[EXERCISE DESCRIPTION] Your task is to repeat the entries underneath exactly, minus the pictures.

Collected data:

################

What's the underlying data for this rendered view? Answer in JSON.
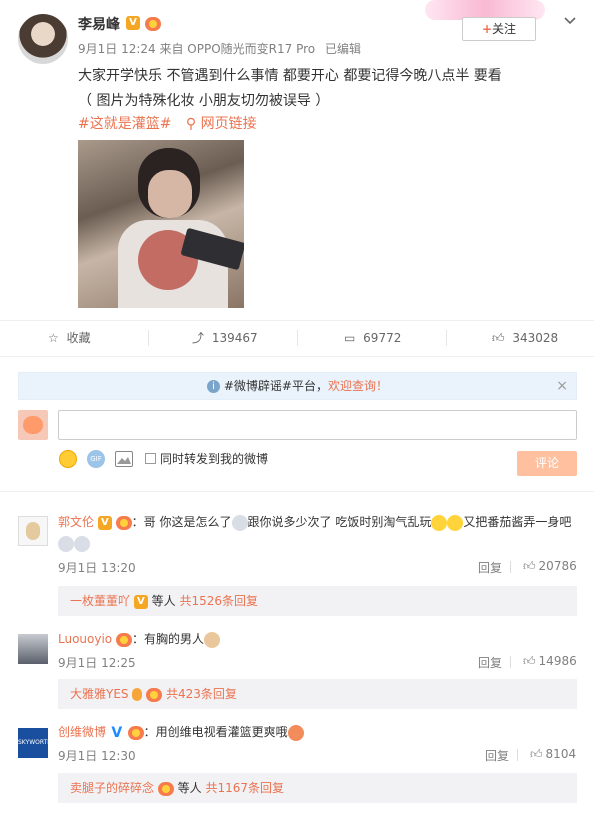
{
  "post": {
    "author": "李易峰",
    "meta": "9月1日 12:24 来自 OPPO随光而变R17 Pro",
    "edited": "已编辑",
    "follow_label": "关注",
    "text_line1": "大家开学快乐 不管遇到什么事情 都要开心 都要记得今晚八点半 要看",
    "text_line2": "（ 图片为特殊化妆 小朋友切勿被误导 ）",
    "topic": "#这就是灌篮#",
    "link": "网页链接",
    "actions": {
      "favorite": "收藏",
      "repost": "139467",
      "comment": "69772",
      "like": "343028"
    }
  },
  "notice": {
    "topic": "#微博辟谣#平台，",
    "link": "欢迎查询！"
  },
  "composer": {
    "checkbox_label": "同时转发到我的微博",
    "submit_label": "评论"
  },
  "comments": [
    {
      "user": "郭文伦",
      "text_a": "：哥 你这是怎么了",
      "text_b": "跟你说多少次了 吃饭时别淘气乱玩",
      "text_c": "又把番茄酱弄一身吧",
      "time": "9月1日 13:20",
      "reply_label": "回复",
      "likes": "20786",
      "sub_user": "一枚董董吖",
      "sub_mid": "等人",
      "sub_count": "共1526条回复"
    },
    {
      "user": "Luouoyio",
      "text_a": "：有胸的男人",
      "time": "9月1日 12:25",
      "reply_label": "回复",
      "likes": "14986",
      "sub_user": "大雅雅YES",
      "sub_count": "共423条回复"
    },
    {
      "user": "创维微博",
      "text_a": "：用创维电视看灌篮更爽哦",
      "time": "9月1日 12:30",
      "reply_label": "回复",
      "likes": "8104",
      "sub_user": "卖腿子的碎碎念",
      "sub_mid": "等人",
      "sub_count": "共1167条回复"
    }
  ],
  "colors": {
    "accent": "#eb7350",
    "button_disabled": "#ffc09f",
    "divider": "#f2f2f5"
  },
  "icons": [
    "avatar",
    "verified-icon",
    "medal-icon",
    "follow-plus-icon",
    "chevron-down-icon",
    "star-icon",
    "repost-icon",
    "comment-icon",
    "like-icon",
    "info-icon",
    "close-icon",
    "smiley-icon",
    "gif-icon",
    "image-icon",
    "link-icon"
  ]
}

################

[FULL ANSWER]
What's the underlying data for this rendered view? Answer in JSON.
{
  "post": {
    "author": "李易峰",
    "meta": "9月1日 12:24 来自 OPPO随光而变R17 Pro",
    "edited": "已编辑",
    "follow_label": "关注",
    "text_line1": "大家开学快乐 不管遇到什么事情 都要开心 都要记得今晚八点半 要看",
    "text_line2": "（ 图片为特殊化妆 小朋友切勿被误导 ）",
    "topic": "#这就是灌篮#",
    "link": "网页链接",
    "actions": {
      "favorite": "收藏",
      "repost": "139467",
      "comment": "69772",
      "like": "343028"
    }
  },
  "notice": {
    "topic": "#微博辟谣#平台，",
    "link": "欢迎查询！"
  },
  "composer": {
    "checkbox_label": "同时转发到我的微博",
    "submit_label": "评论"
  },
  "comments": [
    {
      "user": "郭文伦",
      "text_a": "：哥 你这是怎么了",
      "text_b": "跟你说多少次了 吃饭时别淘气乱玩",
      "text_c": "又把番茄酱弄一身吧",
      "time": "9月1日 13:20",
      "reply_label": "回复",
      "likes": "20786",
      "sub_user": "一枚董董吖",
      "sub_mid": "等人",
      "sub_count": "共1526条回复"
    },
    {
      "user": "Luouoyio",
      "text_a": "：有胸的男人",
      "time": "9月1日 12:25",
      "reply_label": "回复",
      "likes": "14986",
      "sub_user": "大雅雅YES",
      "sub_count": "共423条回复"
    },
    {
      "user": "创维微博",
      "text_a": "：用创维电视看灌篮更爽哦",
      "time": "9月1日 12:30",
      "reply_label": "回复",
      "likes": "8104",
      "sub_user": "卖腿子的碎碎念",
      "sub_mid": "等人",
      "sub_count": "共1167条回复"
    }
  ],
  "colors": {
    "accent": "#eb7350",
    "button_disabled": "#ffc09f",
    "divider": "#f2f2f5"
  },
  "icons": [
    "avatar",
    "verified-icon",
    "medal-icon",
    "follow-plus-icon",
    "chevron-down-icon",
    "star-icon",
    "repost-icon",
    "comment-icon",
    "like-icon",
    "info-icon",
    "close-icon",
    "smiley-icon",
    "gif-icon",
    "image-icon",
    "link-icon"
  ]
}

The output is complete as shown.